------ DATA ENTRIES ------
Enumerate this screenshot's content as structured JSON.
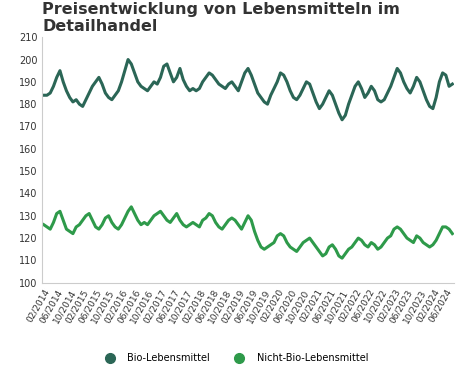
{
  "chart_data": {
    "type": "line",
    "title": "Preisentwicklung von Lebensmitteln im Detailhandel",
    "categories": [
      "02/2014",
      null,
      null,
      null,
      "06/2014",
      null,
      null,
      null,
      "10/2014",
      null,
      null,
      null,
      "02/2015",
      null,
      null,
      null,
      "06/2015",
      null,
      null,
      null,
      "10/2015",
      null,
      null,
      null,
      "02/2016",
      null,
      null,
      null,
      "06/2016",
      null,
      null,
      null,
      "10/2016",
      null,
      null,
      null,
      "02/2017",
      null,
      null,
      null,
      "06/2017",
      null,
      null,
      null,
      "10/2017",
      null,
      null,
      null,
      "02/2018",
      null,
      null,
      null,
      "06/2018",
      null,
      null,
      null,
      "10/2018",
      null,
      null,
      null,
      "02/2019",
      null,
      null,
      null,
      "06/2019",
      null,
      null,
      null,
      "10/2019",
      null,
      null,
      null,
      "02/2020",
      null,
      null,
      null,
      "06/2020",
      null,
      null,
      null,
      "10/2020",
      null,
      null,
      null,
      "02/2021",
      null,
      null,
      null,
      "06/2021",
      null,
      null,
      null,
      "10/2021",
      null,
      null,
      null,
      "02/2022",
      null,
      null,
      null,
      "06/2022",
      null,
      null,
      null,
      "10/2022",
      null,
      null,
      null,
      "02/2023",
      null,
      null,
      null,
      "06/2023",
      null,
      null,
      null,
      "10/2023",
      null,
      null,
      null,
      "02/2024",
      null,
      null,
      null,
      "06/2024",
      null,
      null
    ],
    "series": [
      {
        "name": "Bio-Lebensmittel",
        "color": "#2b6656",
        "values": [
          184,
          184,
          185,
          188,
          192,
          195,
          190,
          186,
          183,
          181,
          182,
          180,
          179,
          182,
          185,
          188,
          190,
          192,
          189,
          185,
          183,
          182,
          184,
          186,
          190,
          195,
          200,
          198,
          194,
          190,
          188,
          187,
          186,
          188,
          190,
          189,
          192,
          197,
          198,
          194,
          190,
          192,
          196,
          191,
          188,
          186,
          187,
          186,
          187,
          190,
          192,
          194,
          193,
          191,
          189,
          188,
          187,
          189,
          190,
          188,
          186,
          190,
          194,
          196,
          193,
          189,
          185,
          183,
          181,
          180,
          184,
          187,
          190,
          194,
          193,
          190,
          186,
          183,
          182,
          184,
          187,
          190,
          189,
          185,
          181,
          178,
          180,
          183,
          186,
          184,
          180,
          176,
          173,
          175,
          180,
          184,
          188,
          190,
          187,
          183,
          185,
          188,
          186,
          182,
          181,
          182,
          185,
          188,
          192,
          196,
          194,
          190,
          187,
          185,
          188,
          192,
          190,
          186,
          182,
          179,
          178,
          183,
          190,
          194,
          193,
          188,
          189
        ]
      },
      {
        "name": "Nicht-Bio-Lebensmittel",
        "color": "#2e9a4a",
        "values": [
          126,
          125,
          124,
          127,
          131,
          132,
          128,
          124,
          123,
          122,
          125,
          126,
          128,
          130,
          131,
          128,
          125,
          124,
          126,
          129,
          130,
          127,
          125,
          124,
          126,
          129,
          132,
          134,
          131,
          128,
          126,
          127,
          126,
          128,
          130,
          131,
          132,
          130,
          128,
          127,
          129,
          131,
          128,
          126,
          125,
          126,
          127,
          126,
          125,
          128,
          129,
          131,
          130,
          127,
          125,
          124,
          126,
          128,
          129,
          128,
          126,
          124,
          127,
          130,
          128,
          123,
          119,
          116,
          115,
          116,
          117,
          118,
          121,
          122,
          121,
          118,
          116,
          115,
          114,
          116,
          118,
          119,
          120,
          118,
          116,
          114,
          112,
          113,
          116,
          117,
          115,
          112,
          111,
          113,
          115,
          116,
          118,
          120,
          119,
          117,
          116,
          118,
          117,
          115,
          116,
          118,
          120,
          121,
          124,
          125,
          124,
          122,
          120,
          119,
          118,
          121,
          120,
          118,
          117,
          116,
          117,
          119,
          122,
          125,
          125,
          124,
          122
        ]
      }
    ],
    "ylim": [
      100,
      210
    ],
    "yticks": [
      100,
      110,
      120,
      130,
      140,
      150,
      160,
      170,
      180,
      190,
      200,
      210
    ],
    "grid": false,
    "legend": "lower center"
  }
}
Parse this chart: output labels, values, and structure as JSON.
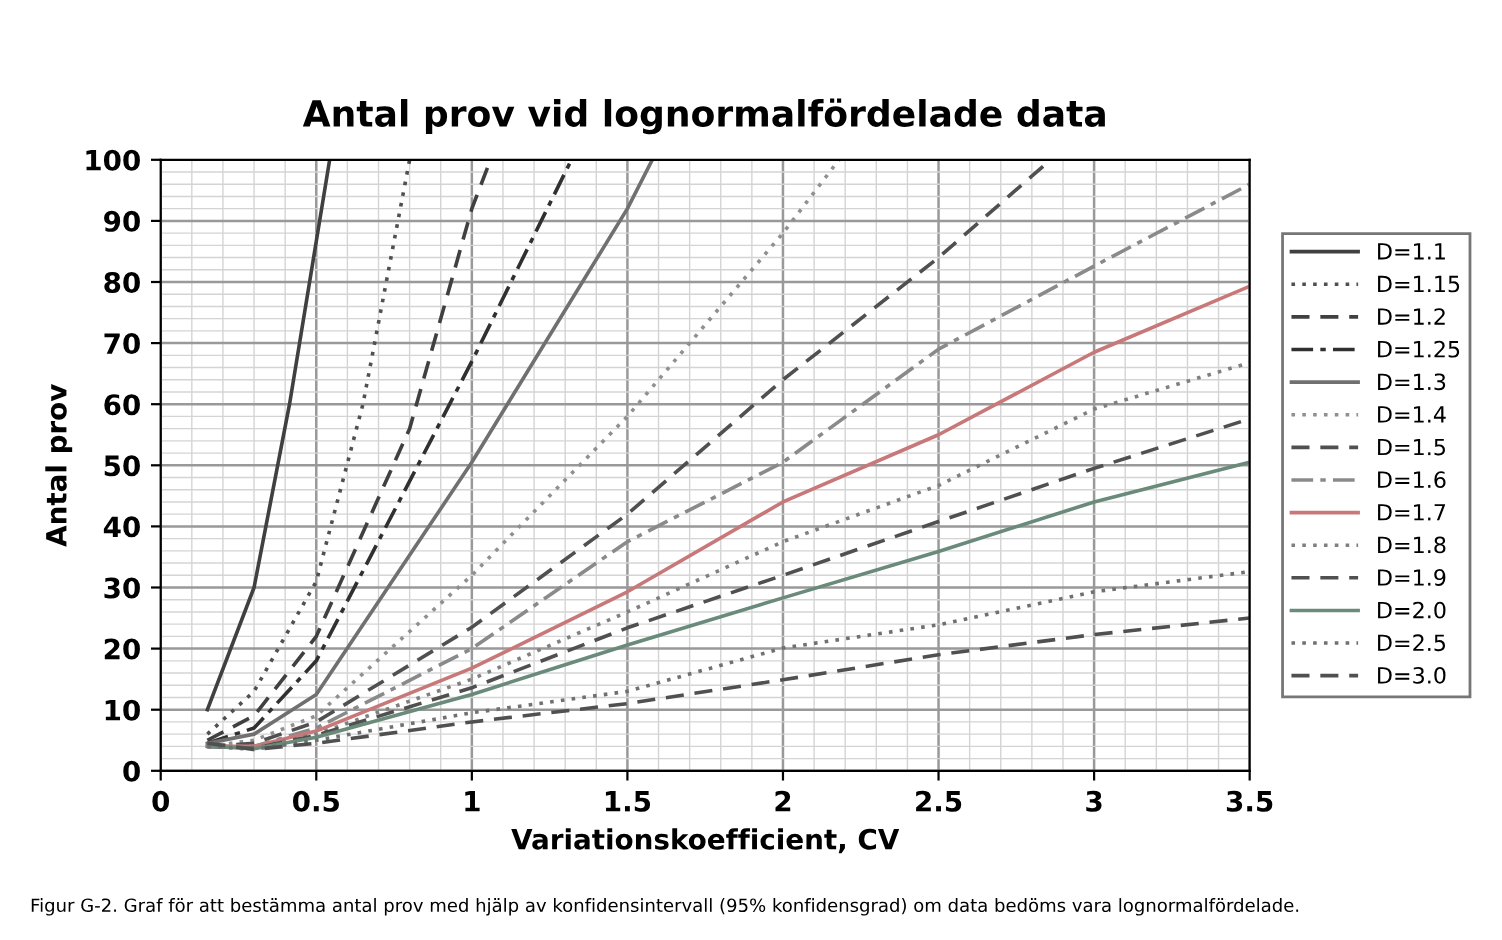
{
  "chart_data": {
    "type": "line",
    "title": "Antal prov vid lognormalfördelade data",
    "xlabel": "Variationskoefficient, CV",
    "ylabel": "Antal prov",
    "xlim": [
      0,
      3.5
    ],
    "xticks": [
      0,
      0.5,
      1,
      1.5,
      2,
      2.5,
      3,
      3.5
    ],
    "ylim": [
      0,
      100
    ],
    "yticks": [
      0,
      10,
      20,
      30,
      40,
      50,
      60,
      70,
      80,
      90,
      100
    ],
    "grid": true,
    "legend": "right",
    "marker": "none",
    "series": [
      {
        "name": "D=1.1",
        "color": "#404040",
        "line_style": "solid",
        "x": [
          0.15,
          0.3,
          0.414,
          0.543
        ],
        "values": [
          10,
          30,
          60,
          100
        ]
      },
      {
        "name": "D=1.15",
        "color": "#505050",
        "line_style": "dotted",
        "x": [
          0.15,
          0.3,
          0.5,
          0.65,
          0.8
        ],
        "values": [
          6,
          13,
          31,
          60,
          100
        ]
      },
      {
        "name": "D=1.2",
        "color": "#404040",
        "line_style": "dashed",
        "x": [
          0.15,
          0.3,
          0.5,
          0.8,
          1,
          1.06
        ],
        "values": [
          5,
          9,
          22,
          56,
          92,
          100
        ]
      },
      {
        "name": "D=1.25",
        "color": "#303030",
        "line_style": "dashdot",
        "x": [
          0.15,
          0.3,
          0.5,
          1,
          1.32
        ],
        "values": [
          4.5,
          7,
          18,
          67,
          100
        ]
      },
      {
        "name": "D=1.3",
        "color": "#707070",
        "line_style": "solid",
        "x": [
          0.15,
          0.3,
          0.5,
          1,
          1.5,
          1.58
        ],
        "values": [
          4.5,
          6,
          12.5,
          50.5,
          92,
          100
        ]
      },
      {
        "name": "D=1.4",
        "color": "#909090",
        "line_style": "dotted",
        "x": [
          0.15,
          0.3,
          0.5,
          1,
          1.5,
          2,
          2.18
        ],
        "values": [
          4,
          5,
          9,
          32,
          58,
          88,
          100
        ]
      },
      {
        "name": "D=1.5",
        "color": "#505050",
        "line_style": "dashed",
        "x": [
          0.15,
          0.3,
          0.5,
          1,
          1.5,
          2,
          2.5,
          2.86
        ],
        "values": [
          4,
          4.5,
          8,
          23.5,
          42,
          64,
          84,
          100
        ]
      },
      {
        "name": "D=1.6",
        "color": "#8a8a8a",
        "line_style": "dashdot",
        "x": [
          0.15,
          0.3,
          0.5,
          1,
          1.5,
          2,
          2.5,
          3,
          3.5
        ],
        "values": [
          4,
          4,
          7,
          20,
          37.5,
          50.5,
          69,
          82.6,
          96
        ]
      },
      {
        "name": "D=1.7",
        "color": "#c87878",
        "line_style": "solid",
        "x": [
          0.15,
          0.3,
          0.5,
          1,
          1.5,
          2,
          2.5,
          3,
          3.5
        ],
        "values": [
          4,
          4,
          6.5,
          16.8,
          29.3,
          44,
          55,
          68.5,
          79.3
        ]
      },
      {
        "name": "D=1.8",
        "color": "#808080",
        "line_style": "dotted",
        "x": [
          0.15,
          0.3,
          0.5,
          1,
          1.5,
          2,
          2.5,
          3,
          3.5
        ],
        "values": [
          4,
          3.8,
          6,
          15,
          26,
          37.5,
          46.7,
          59.2,
          66.8
        ]
      },
      {
        "name": "D=1.9",
        "color": "#505050",
        "line_style": "dashed",
        "x": [
          0.15,
          0.3,
          0.5,
          1,
          1.5,
          2,
          2.5,
          3,
          3.5
        ],
        "values": [
          4,
          3.7,
          5.8,
          13.6,
          23.4,
          32,
          40.8,
          49.5,
          57.6
        ]
      },
      {
        "name": "D=2.0",
        "color": "#6a8a7a",
        "line_style": "solid",
        "x": [
          0.15,
          0.3,
          0.5,
          1,
          1.5,
          2,
          2.5,
          3,
          3.5
        ],
        "values": [
          4,
          3.6,
          5.5,
          12.5,
          20.6,
          28.3,
          35.9,
          44,
          50.5
        ]
      },
      {
        "name": "D=2.5",
        "color": "#707070",
        "line_style": "dotted",
        "x": [
          0.15,
          0.3,
          0.5,
          1,
          1.5,
          2,
          2.5,
          3,
          3.5
        ],
        "values": [
          4,
          3.5,
          5,
          9.5,
          13,
          20.1,
          23.9,
          29.3,
          32.6
        ]
      },
      {
        "name": "D=3.0",
        "color": "#505050",
        "line_style": "dashed",
        "x": [
          0.15,
          0.3,
          0.5,
          1,
          1.5,
          2,
          2.5,
          3,
          3.5
        ],
        "values": [
          4.5,
          3.5,
          4.5,
          8,
          11,
          14.9,
          19,
          22.3,
          25
        ]
      }
    ],
    "annotations": [
      "Figur G-2. Graf för att bestämma antal prov med hjälp av konfidensintervall (95% konfidensgrad) om data bedöms vara lognormalfördelade."
    ]
  }
}
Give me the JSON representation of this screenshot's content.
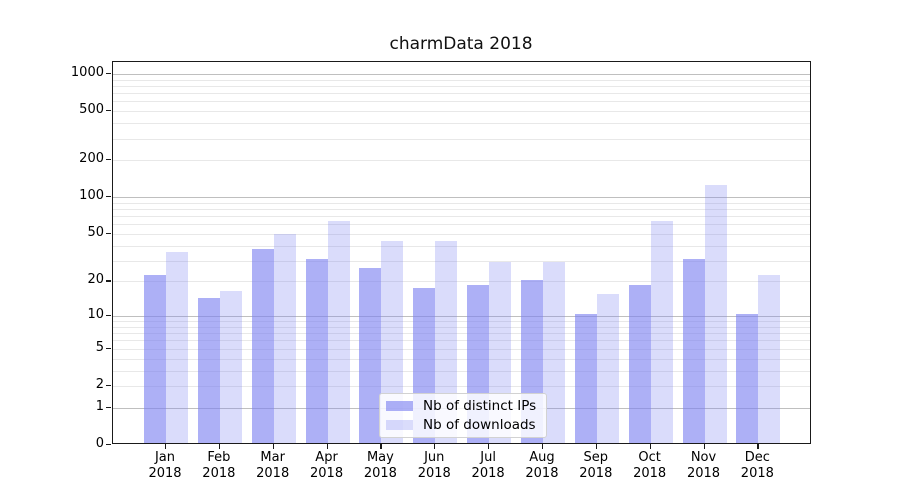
{
  "chart_data": {
    "type": "bar",
    "title": "charmData 2018",
    "categories": [
      "Jan 2018",
      "Feb 2018",
      "Mar 2018",
      "Apr 2018",
      "May 2018",
      "Jun 2018",
      "Jul 2018",
      "Aug 2018",
      "Sep 2018",
      "Oct 2018",
      "Nov 2018",
      "Dec 2018"
    ],
    "months": [
      "Jan",
      "Feb",
      "Mar",
      "Apr",
      "May",
      "Jun",
      "Jul",
      "Aug",
      "Sep",
      "Oct",
      "Nov",
      "Dec"
    ],
    "year": "2018",
    "series": [
      {
        "name": "Nb of distinct IPs",
        "color": "rgba(122,128,240,0.62)",
        "solid_color": "#a8abf4",
        "values": [
          22,
          14,
          36,
          30,
          25,
          17,
          18,
          20,
          10,
          18,
          30,
          10
        ]
      },
      {
        "name": "Nb of downloads",
        "color": "rgba(122,128,240,0.28)",
        "solid_color": "#d9dbfa",
        "values": [
          34,
          16,
          48,
          62,
          42,
          42,
          28,
          28,
          15,
          61,
          120,
          22
        ]
      }
    ],
    "base_color": "#7a80f0",
    "yscale": "symlog",
    "yticks": [
      0,
      1,
      2,
      5,
      10,
      20,
      50,
      100,
      200,
      500,
      1000
    ],
    "ytick_labels": [
      "0",
      "1",
      "2",
      "5",
      "10",
      "20",
      "50",
      "100",
      "200",
      "500",
      "1000"
    ],
    "ylim": [
      0,
      1250
    ],
    "grid": true,
    "legend_position": "lower center"
  }
}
------
> **WHAT YOU ARE ASKED TO DO**: Look through the material above and pick out each line holding the word "content".

> **SOLUTION TO THIS EXERCISE**:
Enumerate this screenshot's content as structured JSON.
Give me the JSON representation of this screenshot's content.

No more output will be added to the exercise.